> [Задание A]: Пожалуйста, перепишите без изменений строки записей: с самой первой строки записей до строки с «- message-textarea[interactable]: Hi» включительно.

> [Источник]:

--*--

Заполнение досуга подобными песнями было явным последствием гражданской войны. Переход к мирному времени возвратил музыку, отражающую веселье, грусть, любовные переживания. Новых песен такого типа в 20-е гг. было очень мало. Не удивительно, что молодые рабочие стали с удовольствием и слушать и петь так называемые «жестокие романсы» и «песни улицы», характерные для городской музыкальной культуры. Реакция комсомола была почти мгновенной. Уже в 1922 г. ЦК РКСМ принял циркуляр, подчеркивающий необходимость организованного разучивания именно революционных песен, так как они могут приблизить молодежь к пониманию задач строительства новой жизни [583]. За исполнение «жестокого романса» комсомолец мог получить выговор как «пропагандист гнилой идеологии». Песня в новом обществе должна была соответствовать всем остальным нормам быта и способствовать воспитанию масс в духе коммунизма Именно так рассуждали авторы песенных сборников, выходивших в 20-е гг. большими тиражами. В предисловии к одному из таких сборников говорилось: «Приобщить массы к революционной песне — значит вложить в руки оружие борьбы за классовую идеологию и быт»[584].
Особенно активное наступление на «мелкобуржуазную песню» началось в конце 20-х гг. одновременно со свертыванием НЭПа. Идеологический вред был обнаружен в группе новых песен, авторы которых весьма удачно использовали традиции «жестокого городского романса». Самой знаменитой песней стали «Кирпичики» (музыка В. Кручинина, слова П. Германа), написанные в 1923 г. В 1925 г. «Кирпичики» распевала вся страна. Позднее авторы создали песни «Антон-наборщик», «Шахта № 3», «Маленький поселок», по образу которых были написаны «Гаечки», «Шестеренки», «Серая кепка и красный платок»[585]. Они явили собой своеобразный конгломерат городской и пролетарской культуры. Песни нравились молодежи, их можно было петь и под гармонь, и под гитару. Однако это естественно образовавшееся слияние культурных норм не устраивало большевиков. Официальная критика обрушилась на новый музыкальный жанр, усмотрев в нем элементы уныния и пассивности. Музыковед Л. Лебединский писал в 1929 г.: «Частое исполнение «Кирпичиков» самой рабочей массой есть не что иное, как проявление сильного еще влияния на нее со стороны деклассированной, люмпенизированной части городской мелкой буржуазии»[586].

--*--

> [Данные]:

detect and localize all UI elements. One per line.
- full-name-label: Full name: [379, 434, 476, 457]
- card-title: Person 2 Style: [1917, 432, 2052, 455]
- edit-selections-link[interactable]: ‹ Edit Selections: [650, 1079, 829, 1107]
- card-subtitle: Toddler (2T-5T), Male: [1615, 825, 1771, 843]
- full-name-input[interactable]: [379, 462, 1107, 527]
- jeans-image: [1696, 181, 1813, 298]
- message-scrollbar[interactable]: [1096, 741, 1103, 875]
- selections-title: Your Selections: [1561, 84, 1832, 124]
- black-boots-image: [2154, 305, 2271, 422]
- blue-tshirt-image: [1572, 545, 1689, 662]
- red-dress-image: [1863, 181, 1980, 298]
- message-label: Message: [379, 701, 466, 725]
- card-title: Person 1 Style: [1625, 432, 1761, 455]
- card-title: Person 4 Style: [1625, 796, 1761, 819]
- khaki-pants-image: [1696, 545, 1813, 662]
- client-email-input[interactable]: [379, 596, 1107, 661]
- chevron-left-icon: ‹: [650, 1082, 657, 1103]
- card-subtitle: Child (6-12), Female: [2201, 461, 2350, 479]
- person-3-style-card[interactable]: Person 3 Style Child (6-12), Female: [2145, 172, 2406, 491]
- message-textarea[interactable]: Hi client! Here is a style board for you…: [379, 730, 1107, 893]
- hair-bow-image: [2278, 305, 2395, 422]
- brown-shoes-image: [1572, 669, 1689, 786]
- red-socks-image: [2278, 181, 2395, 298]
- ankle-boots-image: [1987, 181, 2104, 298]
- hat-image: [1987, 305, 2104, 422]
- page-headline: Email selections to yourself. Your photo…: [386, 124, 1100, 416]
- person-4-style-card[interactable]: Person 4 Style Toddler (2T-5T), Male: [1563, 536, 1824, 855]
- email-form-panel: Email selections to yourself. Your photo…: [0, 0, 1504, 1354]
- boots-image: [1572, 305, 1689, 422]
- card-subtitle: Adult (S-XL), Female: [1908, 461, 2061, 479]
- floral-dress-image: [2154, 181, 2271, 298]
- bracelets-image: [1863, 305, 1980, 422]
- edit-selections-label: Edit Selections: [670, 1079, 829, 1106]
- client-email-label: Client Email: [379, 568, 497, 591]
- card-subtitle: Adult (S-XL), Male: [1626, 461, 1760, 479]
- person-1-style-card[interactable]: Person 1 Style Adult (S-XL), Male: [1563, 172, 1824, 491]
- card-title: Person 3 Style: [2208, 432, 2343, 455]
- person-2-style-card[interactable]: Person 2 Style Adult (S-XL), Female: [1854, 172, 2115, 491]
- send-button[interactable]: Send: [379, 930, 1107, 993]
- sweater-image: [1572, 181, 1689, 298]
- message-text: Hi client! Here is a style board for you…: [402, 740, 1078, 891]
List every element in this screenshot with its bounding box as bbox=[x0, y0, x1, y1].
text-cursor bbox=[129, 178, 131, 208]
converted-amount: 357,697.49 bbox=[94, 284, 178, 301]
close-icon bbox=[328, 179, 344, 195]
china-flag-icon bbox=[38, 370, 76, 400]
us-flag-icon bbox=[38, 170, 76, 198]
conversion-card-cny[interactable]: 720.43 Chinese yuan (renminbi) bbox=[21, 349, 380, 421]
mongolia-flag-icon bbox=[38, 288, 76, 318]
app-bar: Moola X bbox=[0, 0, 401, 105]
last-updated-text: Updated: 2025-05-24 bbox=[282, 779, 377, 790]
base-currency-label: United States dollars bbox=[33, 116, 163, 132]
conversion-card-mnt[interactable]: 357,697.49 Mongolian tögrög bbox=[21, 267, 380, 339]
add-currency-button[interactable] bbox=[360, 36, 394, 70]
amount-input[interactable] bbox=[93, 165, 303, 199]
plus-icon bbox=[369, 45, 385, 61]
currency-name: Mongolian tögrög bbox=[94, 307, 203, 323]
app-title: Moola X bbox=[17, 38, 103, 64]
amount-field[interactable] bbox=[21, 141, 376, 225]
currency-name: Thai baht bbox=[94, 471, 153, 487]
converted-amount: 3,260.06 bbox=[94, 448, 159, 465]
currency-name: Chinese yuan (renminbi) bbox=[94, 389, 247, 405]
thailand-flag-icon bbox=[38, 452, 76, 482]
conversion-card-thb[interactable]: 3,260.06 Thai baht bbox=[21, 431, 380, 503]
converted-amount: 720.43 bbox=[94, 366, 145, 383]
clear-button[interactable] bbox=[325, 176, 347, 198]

--*--

> [Задание B]: В каком году, согласно источнику, была написана песня «Кирпичики»?

> [Правильный ответ A]:
detect and localize all UI elements. One per line.
- full-name-label: Full name: [379, 434, 476, 457]
- card-title: Person 2 Style: [1917, 432, 2052, 455]
- edit-selections-link[interactable]: ‹ Edit Selections: [650, 1079, 829, 1107]
- card-subtitle: Toddler (2T-5T), Male: [1615, 825, 1771, 843]
- full-name-input[interactable]: [379, 462, 1107, 527]
- jeans-image: [1696, 181, 1813, 298]
- message-scrollbar[interactable]: [1096, 741, 1103, 875]
- selections-title: Your Selections: [1561, 84, 1832, 124]
- black-boots-image: [2154, 305, 2271, 422]
- blue-tshirt-image: [1572, 545, 1689, 662]
- red-dress-image: [1863, 181, 1980, 298]
- message-label: Message: [379, 701, 466, 725]
- card-title: Person 1 Style: [1625, 432, 1761, 455]
- card-title: Person 4 Style: [1625, 796, 1761, 819]
- khaki-pants-image: [1696, 545, 1813, 662]
- client-email-input[interactable]: [379, 596, 1107, 661]
- chevron-left-icon: ‹: [650, 1082, 657, 1103]
- card-subtitle: Child (6-12), Female: [2201, 461, 2350, 479]
- person-3-style-card[interactable]: Person 3 Style Child (6-12), Female: [2145, 172, 2406, 491]
- message-textarea[interactable]: Hi client! Here is a style board for you…: [379, 730, 1107, 893]

> [Правильный ответ B]: В 1923 году.